GOAL: Below are entries. Give back exactly the lines from the one containing "Give me the" through the one containing "Output a JSON", inclusive, without the pictures.

TASK DATA:
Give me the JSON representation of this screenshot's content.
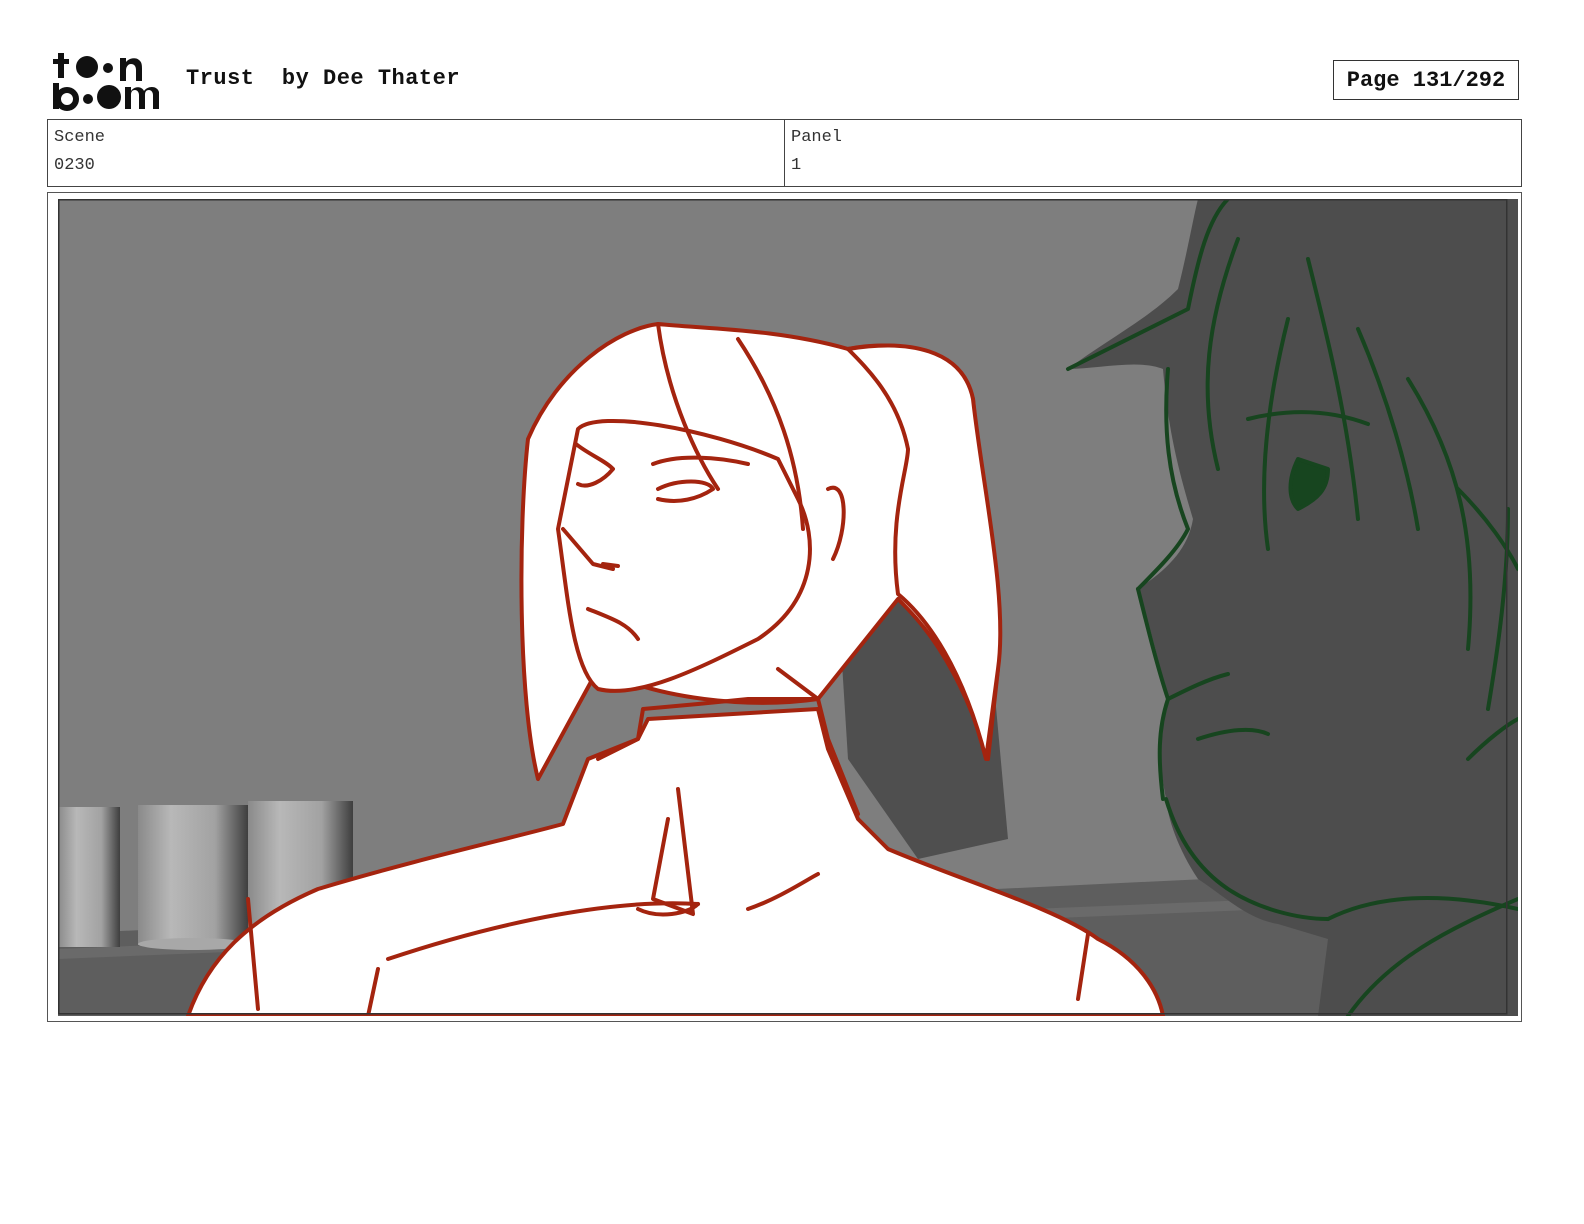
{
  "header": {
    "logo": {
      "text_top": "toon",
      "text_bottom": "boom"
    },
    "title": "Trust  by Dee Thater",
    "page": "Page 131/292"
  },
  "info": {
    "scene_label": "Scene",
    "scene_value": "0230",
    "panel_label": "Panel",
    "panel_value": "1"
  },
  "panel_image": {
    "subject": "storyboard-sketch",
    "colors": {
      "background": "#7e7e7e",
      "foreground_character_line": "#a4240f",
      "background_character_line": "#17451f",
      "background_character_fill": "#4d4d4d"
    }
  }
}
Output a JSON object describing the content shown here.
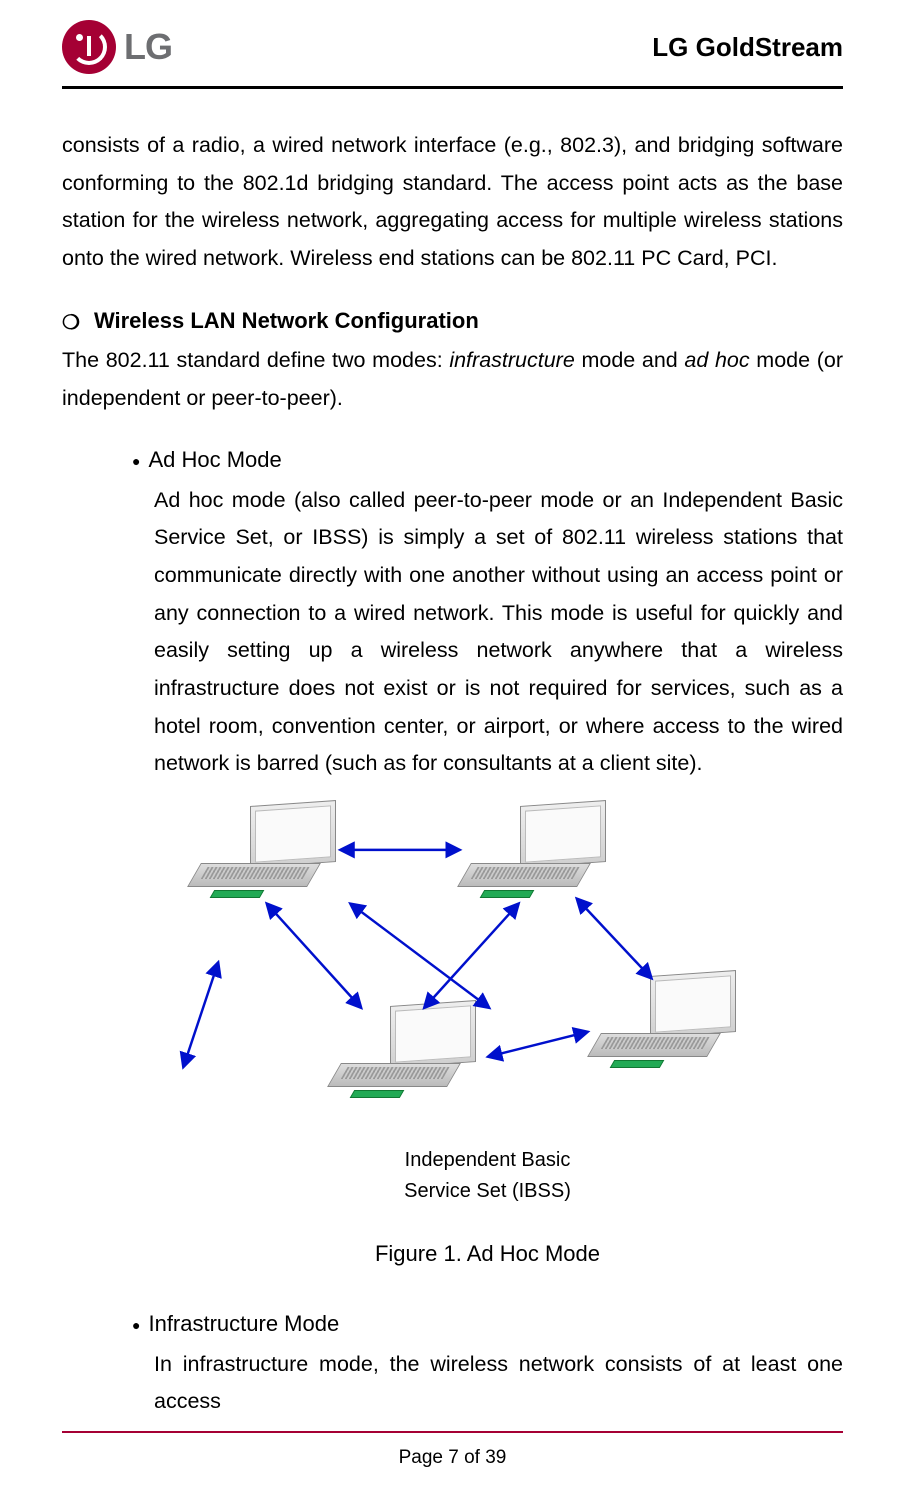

--

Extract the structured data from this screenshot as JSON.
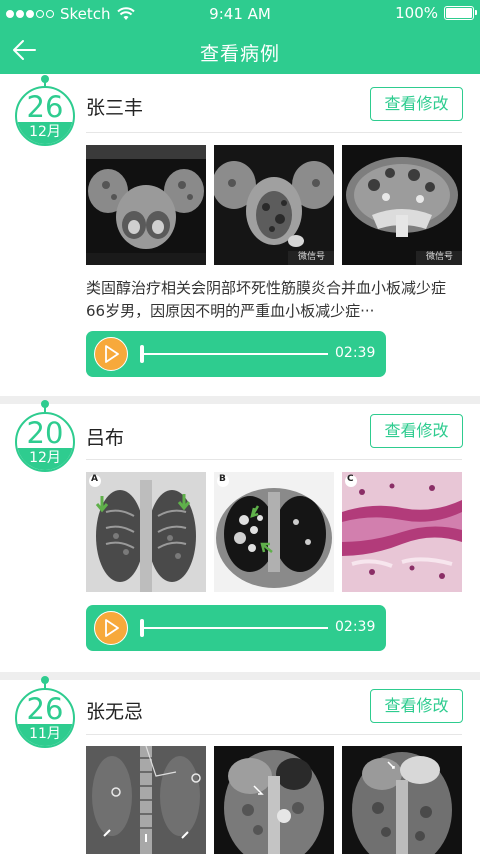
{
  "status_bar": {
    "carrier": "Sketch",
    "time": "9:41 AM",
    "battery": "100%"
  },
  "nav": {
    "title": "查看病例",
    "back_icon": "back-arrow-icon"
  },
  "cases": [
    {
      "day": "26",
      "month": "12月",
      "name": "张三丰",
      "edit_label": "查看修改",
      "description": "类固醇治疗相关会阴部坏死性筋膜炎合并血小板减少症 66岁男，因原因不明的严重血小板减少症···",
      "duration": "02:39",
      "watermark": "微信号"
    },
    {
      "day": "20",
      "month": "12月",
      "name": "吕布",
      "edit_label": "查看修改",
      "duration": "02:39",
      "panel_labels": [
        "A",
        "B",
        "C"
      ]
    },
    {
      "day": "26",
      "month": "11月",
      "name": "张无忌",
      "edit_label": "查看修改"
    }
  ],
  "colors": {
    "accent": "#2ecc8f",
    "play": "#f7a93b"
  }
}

SOLUTION FOR THIS PROBLEM:
Give me the JSON representation of this screenshot's content.
{
  "header": {
    "logo": {
      "text_top": "toon",
      "text_bottom": "boom"
    },
    "title": "Trust  by Dee Thater",
    "page": "Page 131/292"
  },
  "info": {
    "scene_label": "Scene",
    "scene_value": "0230",
    "panel_label": "Panel",
    "panel_value": "1"
  },
  "panel_image": {
    "subject": "storyboard-sketch",
    "colors": {
      "background": "#7e7e7e",
      "foreground_character_line": "#a4240f",
      "background_character_line": "#17451f",
      "background_character_fill": "#4d4d4d"
    }
  }
}
Output a JSON object describing the content shown here.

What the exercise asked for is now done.